» **WHAT TO DO**:
Omit all pictures. Copy the rest of the material exactly.

» **RECORDS SHOWN**:
——————

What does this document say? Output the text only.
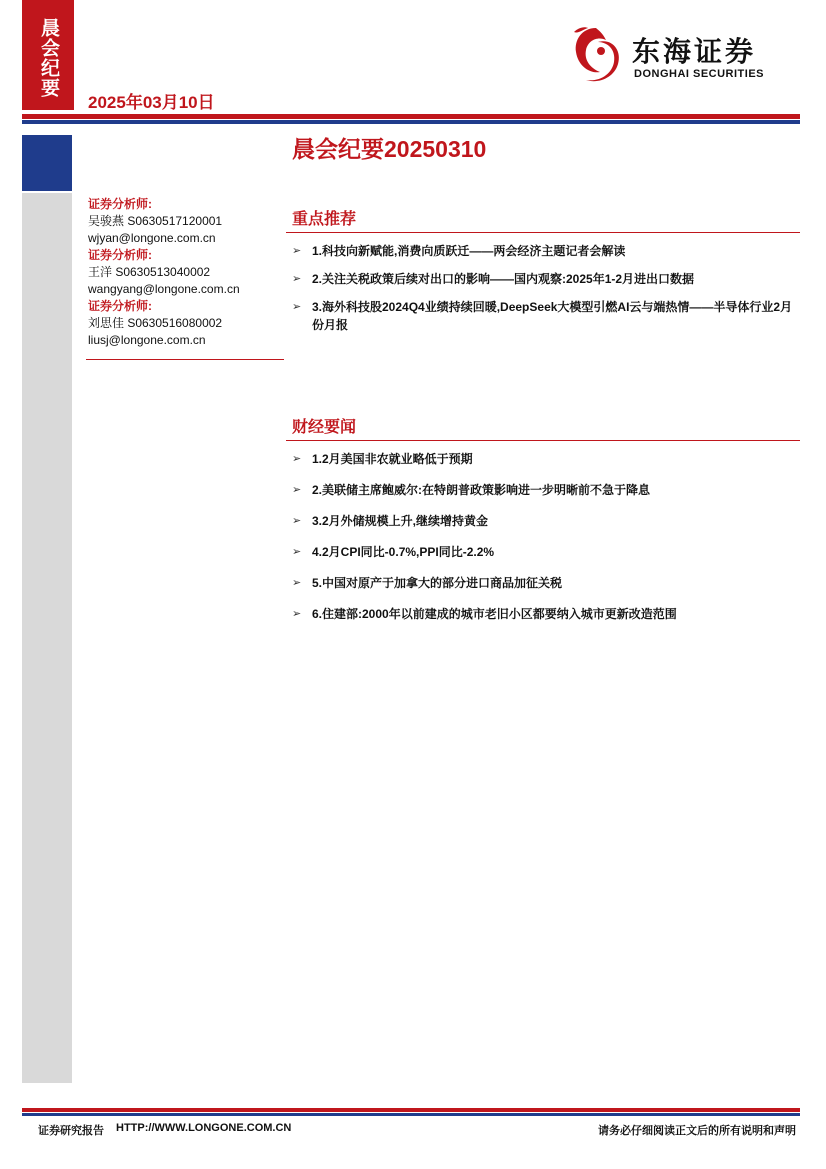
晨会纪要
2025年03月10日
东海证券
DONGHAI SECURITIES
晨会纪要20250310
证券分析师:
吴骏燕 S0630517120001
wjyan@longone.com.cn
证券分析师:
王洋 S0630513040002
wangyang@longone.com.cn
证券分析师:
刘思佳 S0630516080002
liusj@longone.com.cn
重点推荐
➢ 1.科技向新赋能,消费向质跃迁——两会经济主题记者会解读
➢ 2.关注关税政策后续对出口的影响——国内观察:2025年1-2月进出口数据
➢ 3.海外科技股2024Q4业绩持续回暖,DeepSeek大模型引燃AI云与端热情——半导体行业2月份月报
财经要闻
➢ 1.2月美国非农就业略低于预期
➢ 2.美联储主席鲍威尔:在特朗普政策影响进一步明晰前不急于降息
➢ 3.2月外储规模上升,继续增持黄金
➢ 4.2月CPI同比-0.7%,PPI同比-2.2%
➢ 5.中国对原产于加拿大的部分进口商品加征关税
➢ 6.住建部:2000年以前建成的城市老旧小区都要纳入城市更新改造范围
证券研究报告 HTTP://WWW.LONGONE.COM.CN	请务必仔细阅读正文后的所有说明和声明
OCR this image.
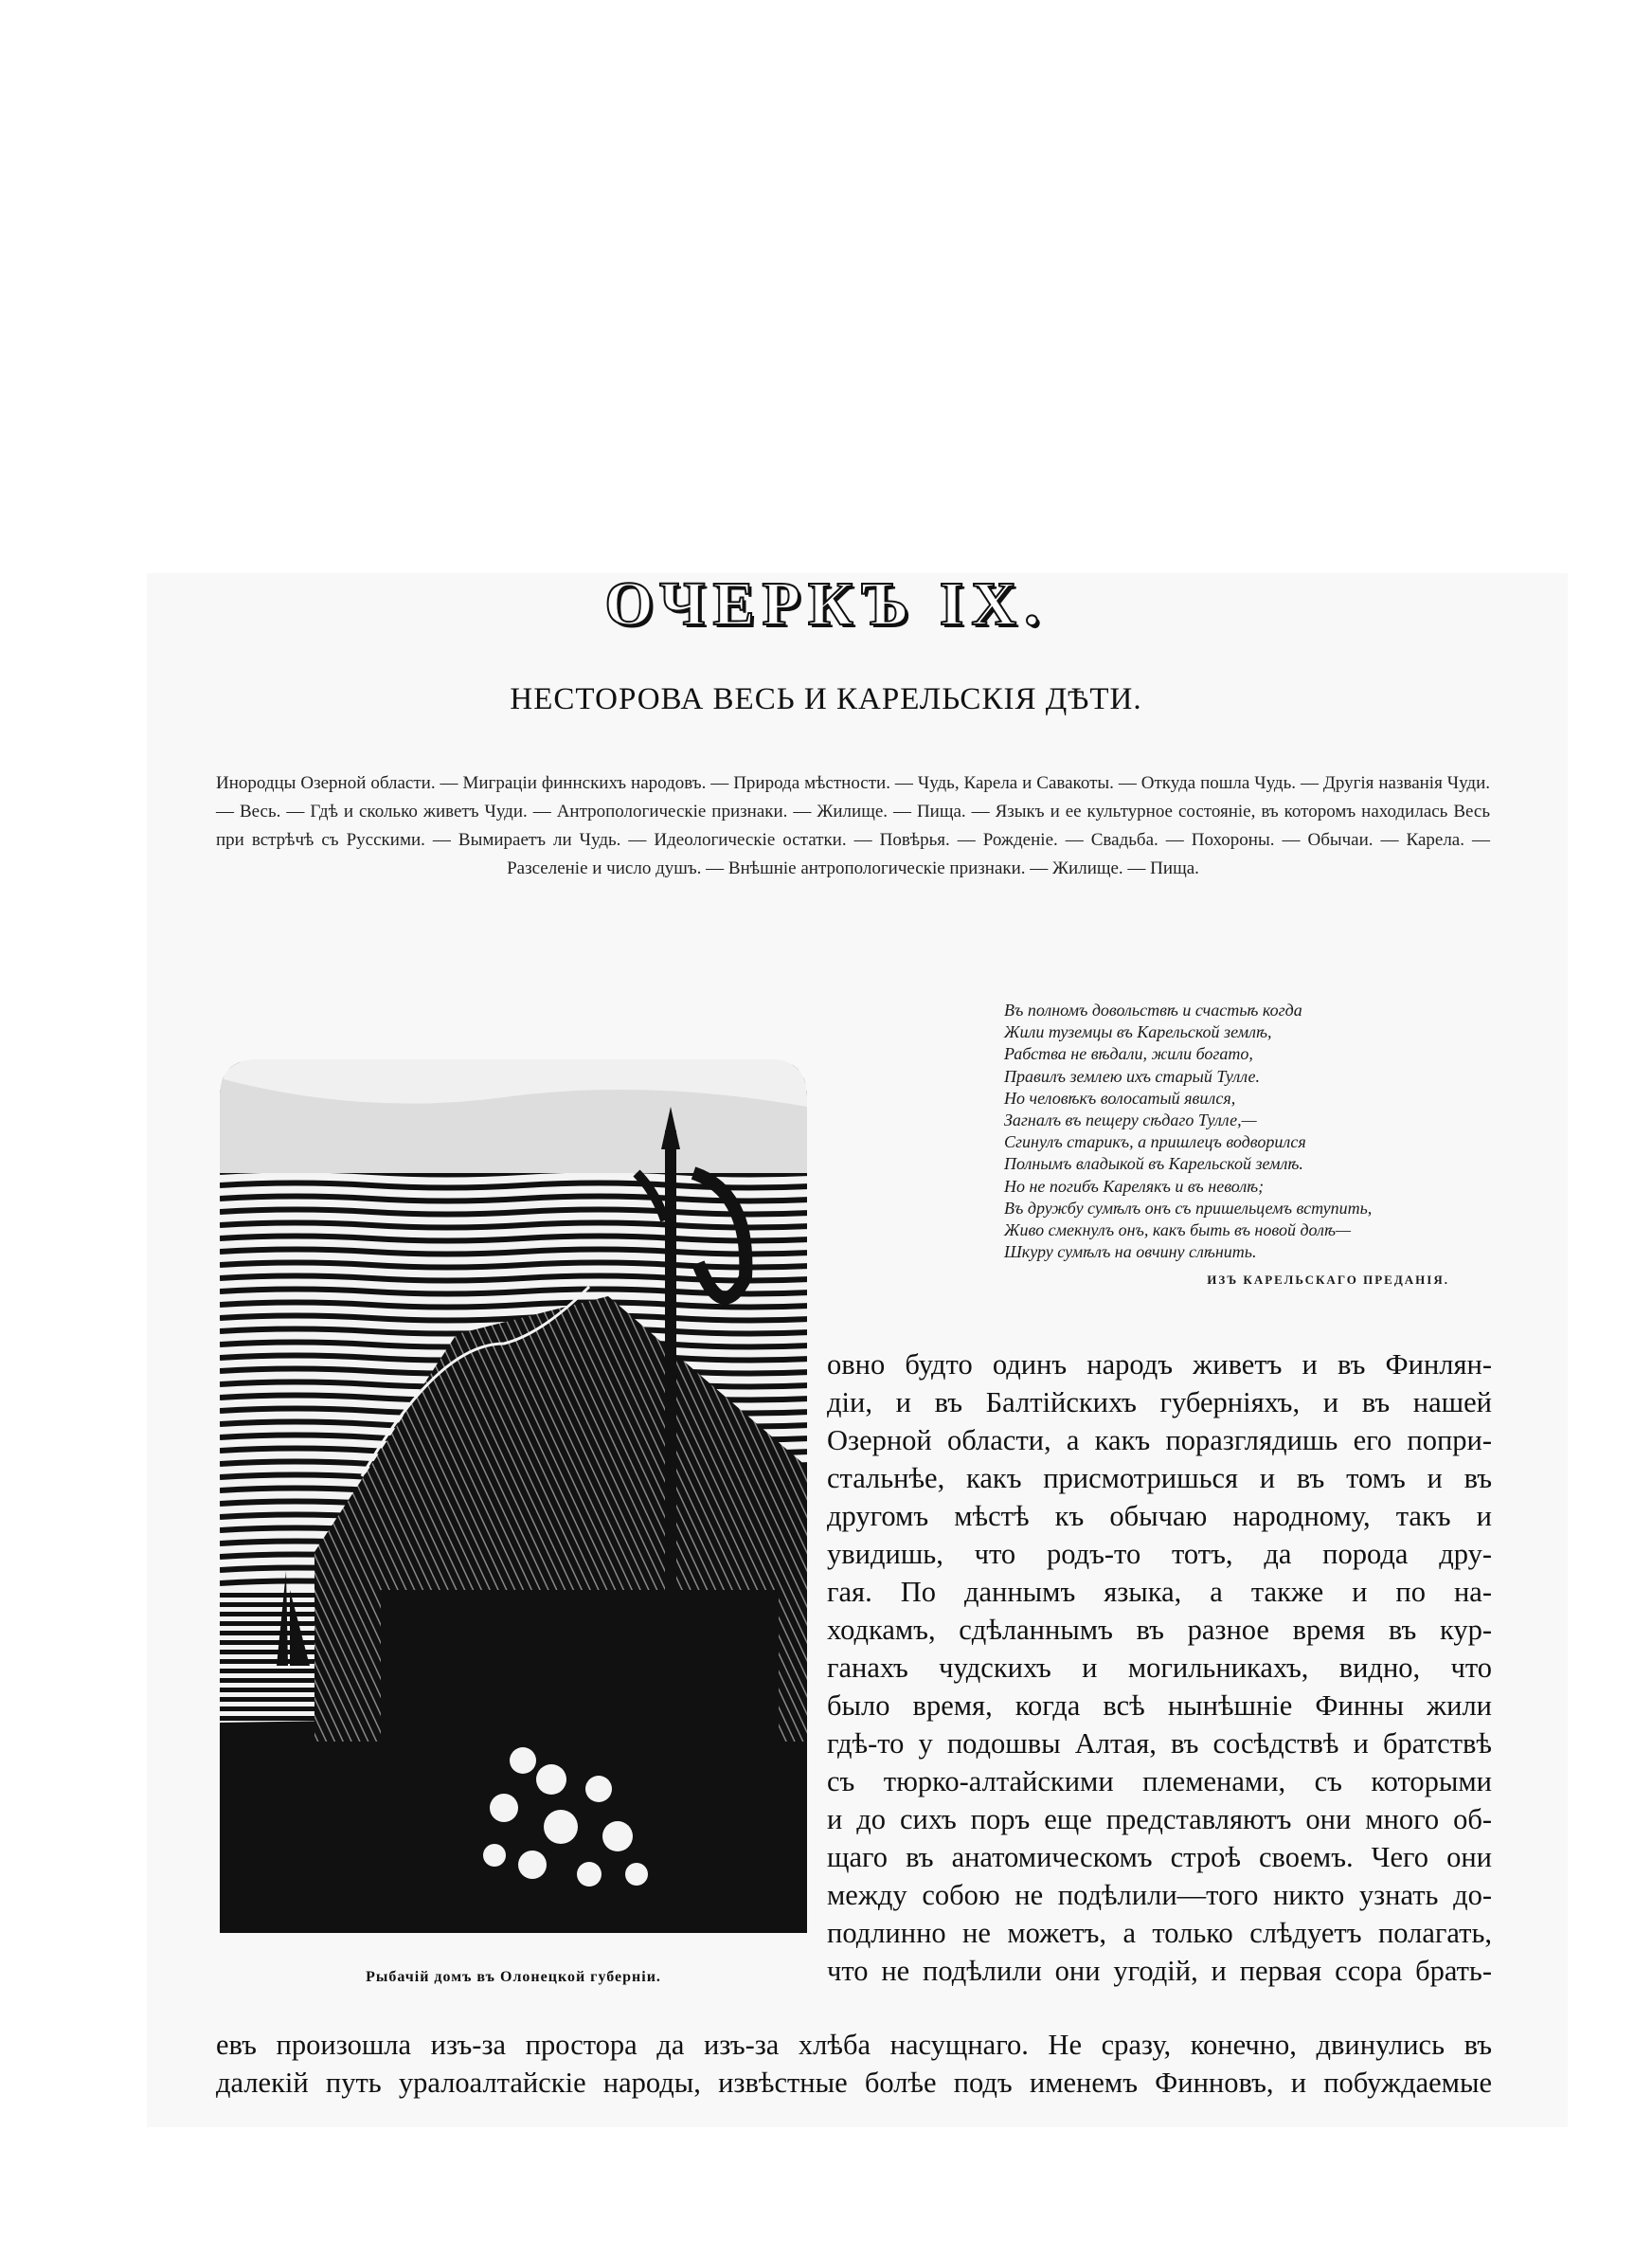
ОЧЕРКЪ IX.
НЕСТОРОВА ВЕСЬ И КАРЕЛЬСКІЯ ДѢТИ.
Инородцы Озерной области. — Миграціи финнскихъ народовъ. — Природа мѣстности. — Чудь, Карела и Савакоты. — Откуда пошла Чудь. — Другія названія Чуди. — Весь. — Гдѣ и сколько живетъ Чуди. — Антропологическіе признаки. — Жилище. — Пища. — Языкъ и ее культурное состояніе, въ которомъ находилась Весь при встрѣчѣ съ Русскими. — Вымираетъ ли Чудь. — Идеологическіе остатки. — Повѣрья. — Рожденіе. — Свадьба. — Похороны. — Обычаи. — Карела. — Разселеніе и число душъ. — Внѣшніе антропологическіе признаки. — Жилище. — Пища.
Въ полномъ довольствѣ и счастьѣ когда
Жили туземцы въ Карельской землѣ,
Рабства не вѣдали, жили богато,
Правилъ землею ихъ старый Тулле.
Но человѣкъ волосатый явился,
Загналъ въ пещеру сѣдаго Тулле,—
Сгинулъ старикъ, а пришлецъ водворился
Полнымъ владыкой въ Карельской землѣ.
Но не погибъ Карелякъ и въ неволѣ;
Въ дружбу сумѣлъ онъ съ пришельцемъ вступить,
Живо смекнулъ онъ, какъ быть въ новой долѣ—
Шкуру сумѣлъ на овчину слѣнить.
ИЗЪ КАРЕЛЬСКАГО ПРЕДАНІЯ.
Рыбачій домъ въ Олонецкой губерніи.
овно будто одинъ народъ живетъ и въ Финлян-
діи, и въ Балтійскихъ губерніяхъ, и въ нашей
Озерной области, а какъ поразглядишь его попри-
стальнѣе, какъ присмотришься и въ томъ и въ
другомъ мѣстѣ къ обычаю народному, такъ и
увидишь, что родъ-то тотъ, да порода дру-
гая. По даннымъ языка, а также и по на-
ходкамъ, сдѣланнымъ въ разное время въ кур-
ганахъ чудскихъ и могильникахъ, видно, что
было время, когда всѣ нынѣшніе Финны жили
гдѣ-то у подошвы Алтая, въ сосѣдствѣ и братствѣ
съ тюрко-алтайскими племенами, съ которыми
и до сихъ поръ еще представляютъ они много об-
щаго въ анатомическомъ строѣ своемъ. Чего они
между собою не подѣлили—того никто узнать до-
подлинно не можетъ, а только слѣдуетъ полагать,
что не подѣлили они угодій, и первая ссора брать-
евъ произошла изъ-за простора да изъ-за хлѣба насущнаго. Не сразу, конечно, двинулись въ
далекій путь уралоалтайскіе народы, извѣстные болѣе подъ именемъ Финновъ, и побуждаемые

——————

» **TASK ANSWER**:
What does this document say? Output the text only.
晨会纪要
2025年03月10日
东海证券
DONGHAI SECURITIES
晨会纪要20250310
证券分析师:
吴骏燕 S0630517120001
wjyan@longone.com.cn
证券分析师:
王洋 S0630513040002
wangyang@longone.com.cn
证券分析师:
刘思佳 S0630516080002
liusj@longone.com.cn
重点推荐
➢ 1.科技向新赋能,消费向质跃迁——两会经济主题记者会解读
➢ 2.关注关税政策后续对出口的影响——国内观察:2025年1-2月进出口数据
➢ 3.海外科技股2024Q4业绩持续回暖,DeepSeek大模型引燃AI云与端热情——半导体行业2月份月报
财经要闻
➢ 1.2月美国非农就业略低于预期
➢ 2.美联储主席鲍威尔:在特朗普政策影响进一步明晰前不急于降息
➢ 3.2月外储规模上升,继续增持黄金
➢ 4.2月CPI同比-0.7%,PPI同比-2.2%
➢ 5.中国对原产于加拿大的部分进口商品加征关税
➢ 6.住建部:2000年以前建成的城市老旧小区都要纳入城市更新改造范围
证券研究报告 HTTP://WWW.LONGONE.COM.CN	请务必仔细阅读正文后的所有说明和声明
OCR this image.
ОЧЕРКЪ IX.
НЕСТОРОВА ВЕСЬ И КАРЕЛЬСКІЯ ДѢТИ.
Инородцы Озерной области. — Миграціи финнскихъ народовъ. — Природа мѣстности. — Чудь, Карела и Савакоты. — Откуда пошла Чудь. — Другія названія Чуди. — Весь. — Гдѣ и сколько живетъ Чуди. — Антропологическіе признаки. — Жилище. — Пища. — Языкъ и ее культурное состояніе, въ которомъ находилась Весь при встрѣчѣ съ Русскими. — Вымираетъ ли Чудь. — Идеологическіе остатки. — Повѣрья. — Рожденіе. — Свадьба. — Похороны. — Обычаи. — Карела. — Разселеніе и число душъ. — Внѣшніе антропологическіе признаки. — Жилище. — Пища.
Въ полномъ довольствѣ и счастьѣ когда
Жили туземцы въ Карельской землѣ,
Рабства не вѣдали, жили богато,
Правилъ землею ихъ старый Тулле.
Но человѣкъ волосатый явился,
Загналъ въ пещеру сѣдаго Тулле,—
Сгинулъ старикъ, а пришлецъ водворился
Полнымъ владыкой въ Карельской землѣ.
Но не погибъ Карелякъ и въ неволѣ;
Въ дружбу сумѣлъ онъ съ пришельцемъ вступить,
Живо смекнулъ онъ, какъ быть въ новой долѣ—
Шкуру сумѣлъ на овчину слѣнить.
ИЗЪ КАРЕЛЬСКАГО ПРЕДАНІЯ.
Рыбачій домъ въ Олонецкой губерніи.
овно будто одинъ народъ живетъ и въ Финлян-
діи, и въ Балтійскихъ губерніяхъ, и въ нашей
Озерной области, а какъ поразглядишь его попри-
стальнѣе, какъ присмотришься и въ томъ и въ
другомъ мѣстѣ къ обычаю народному, такъ и
увидишь, что родъ-то тотъ, да порода дру-
гая. По даннымъ языка, а также и по на-
ходкамъ, сдѣланнымъ въ разное время въ кур-
ганахъ чудскихъ и могильникахъ, видно, что
было время, когда всѣ нынѣшніе Финны жили
гдѣ-то у подошвы Алтая, въ сосѣдствѣ и братствѣ
съ тюрко-алтайскими племенами, съ которыми
и до сихъ поръ еще представляютъ они много об-
щаго въ анатомическомъ строѣ своемъ. Чего они
между собою не подѣлили—того никто узнать до-
подлинно не можетъ, а только слѣдуетъ полагать,
что не подѣлили они угодій, и первая ссора брать-
евъ произошла изъ-за простора да изъ-за хлѣба насущнаго. Не сразу, конечно, двинулись въ
далекій путь уралоалтайскіе народы, извѣстные болѣе подъ именемъ Финновъ, и побуждаемые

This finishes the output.